**To do**
Find the lines that contain the word "它们的关系叫做正比例关系" and copy each one.

A run of records
· · · · ·
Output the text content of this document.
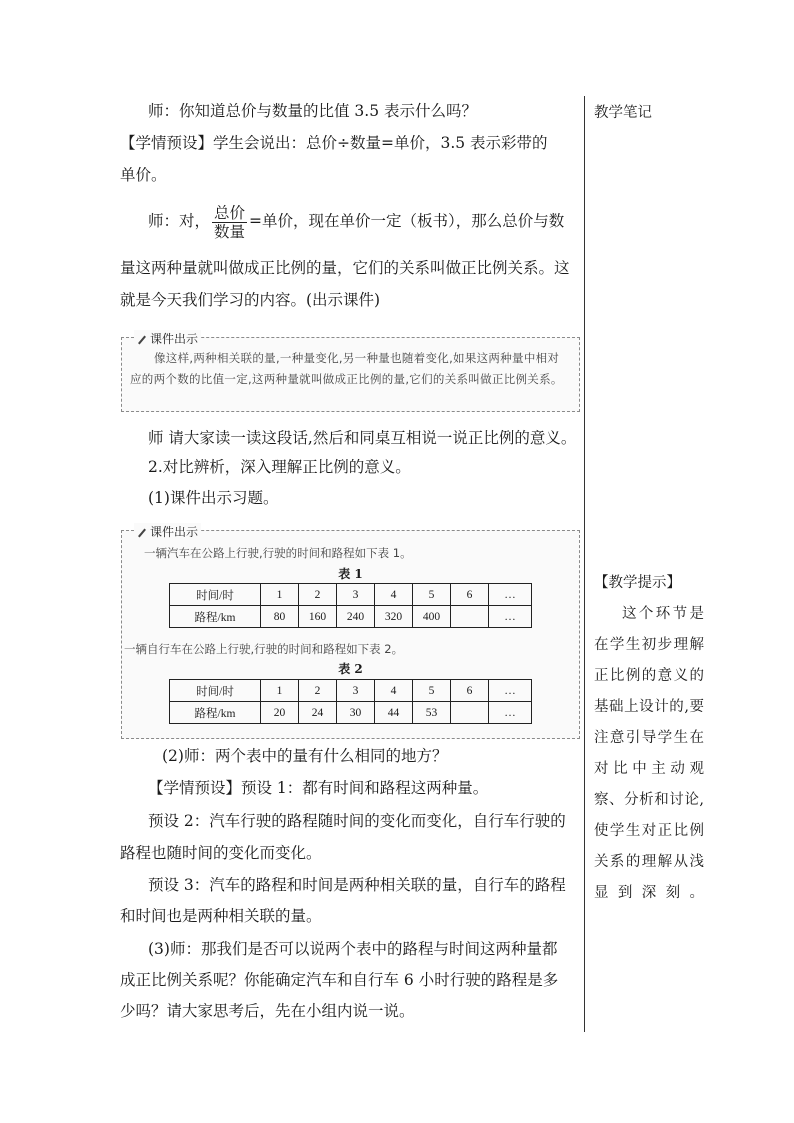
教学笔记
【教学提示】
这个环节是在学生初步理解正比例的意义的基础上设计的,要注意引导学生在对比中主动观察、分析和讨论,使学生对正比例关系的理解从浅显到深刻。
师：你知道总价与数量的比值 3.5 表示什么吗？
【学情预设】学生会说出：总价÷数量=单价，3.5 表示彩带的
单价。
师：对， $\frac{\text{总价}}{\text{数量}}$ =单价，现在单价一定（板书），那么总价与数
量这两种量就叫做成正比例的量，它们的关系叫做正比例关系。这
就是今天我们学习的内容。(出示课件)
师 请大家读一读这段话,然后和同桌互相说一说正比例的意义。
2.对比辨析，深入理解正比例的意义。
(1)课件出示习题。
(2)师：两个表中的量有什么相同的地方？
【学情预设】预设 1：都有时间和路程这两种量。
预设 2：汽车行驶的路程随时间的变化而变化，自行车行驶的
路程也随时间的变化而变化。
预设 3：汽车的路程和时间是两种相关联的量，自行车的路程
和时间也是两种相关联的量。
(3)师：那我们是否可以说两个表中的路程与时间这两种量都
成正比例关系呢？你能确定汽车和自行车 6 小时行驶的路程是多
少吗？请大家思考后，先在小组内说一说。
课件出示
像这样,两种相关联的量,一种量变化,另一种量也随着变化,如果这两种量中相对应的两个数的比值一定,这两种量就叫做成正比例的量,它们的关系叫做正比例关系。
课件出示
一辆汽车在公路上行驶,行驶的时间和路程如下表 1。
表 1
时间/时	1	2	3	4	5	6	…
路程/km	80	160	240	320	400		…
一辆自行车在公路上行驶,行驶的时间和路程如下表 2。
表 2
时间/时	1	2	3	4	5	6	…
路程/km	20	24	30	44	53		…
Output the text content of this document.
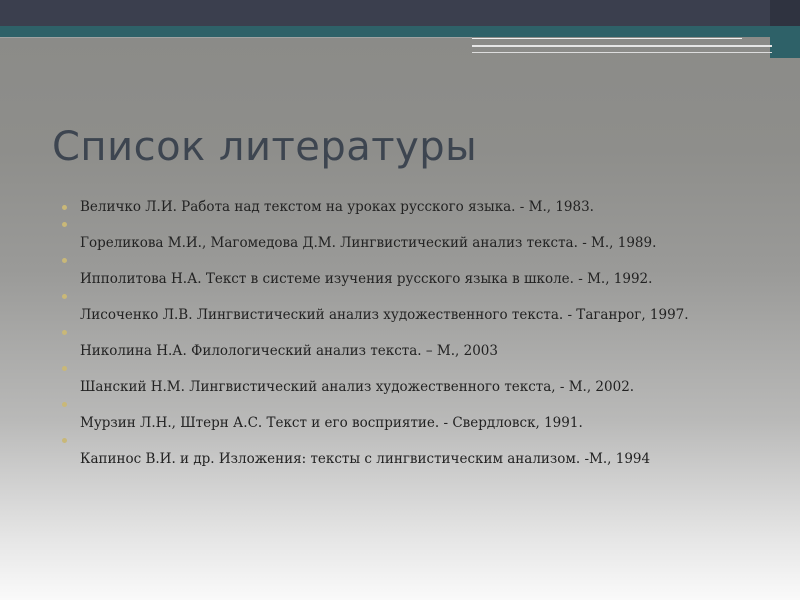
Список литературы
Величко Л.И. Работа над текстом на уроках русского языка. - М., 1983.
Гореликова М.И., Магомедова Д.М. Лингвистический анализ текста. - М., 1989.
Ипполитова Н.А. Текст в системе изучения русского языка в школе. - М., 1992.
Лисоченко Л.В. Лингвистический анализ художественного текста. - Таганрог, 1997.
Николина Н.А. Филологический анализ текста. – М., 2003
Шанский Н.М. Лингвистический анализ художественного текста, - М., 2002.
Мурзин Л.Н., Штерн А.С. Текст и его восприятие. - Свердловск, 1991.
Капинос В.И. и др. Изложения: тексты с лингвистическим анализом. -М., 1994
· · · · ·
**Exercise answer**
量这两种量就叫做成正比例的量，它们的关系叫做正比例关系。这
像这样,两种相关联的量,一种量变化,另一种量也随着变化,如果这两种量中相对应的两个数的比值一定,这两种量就叫做成正比例的量,它们的关系叫做正比例关系。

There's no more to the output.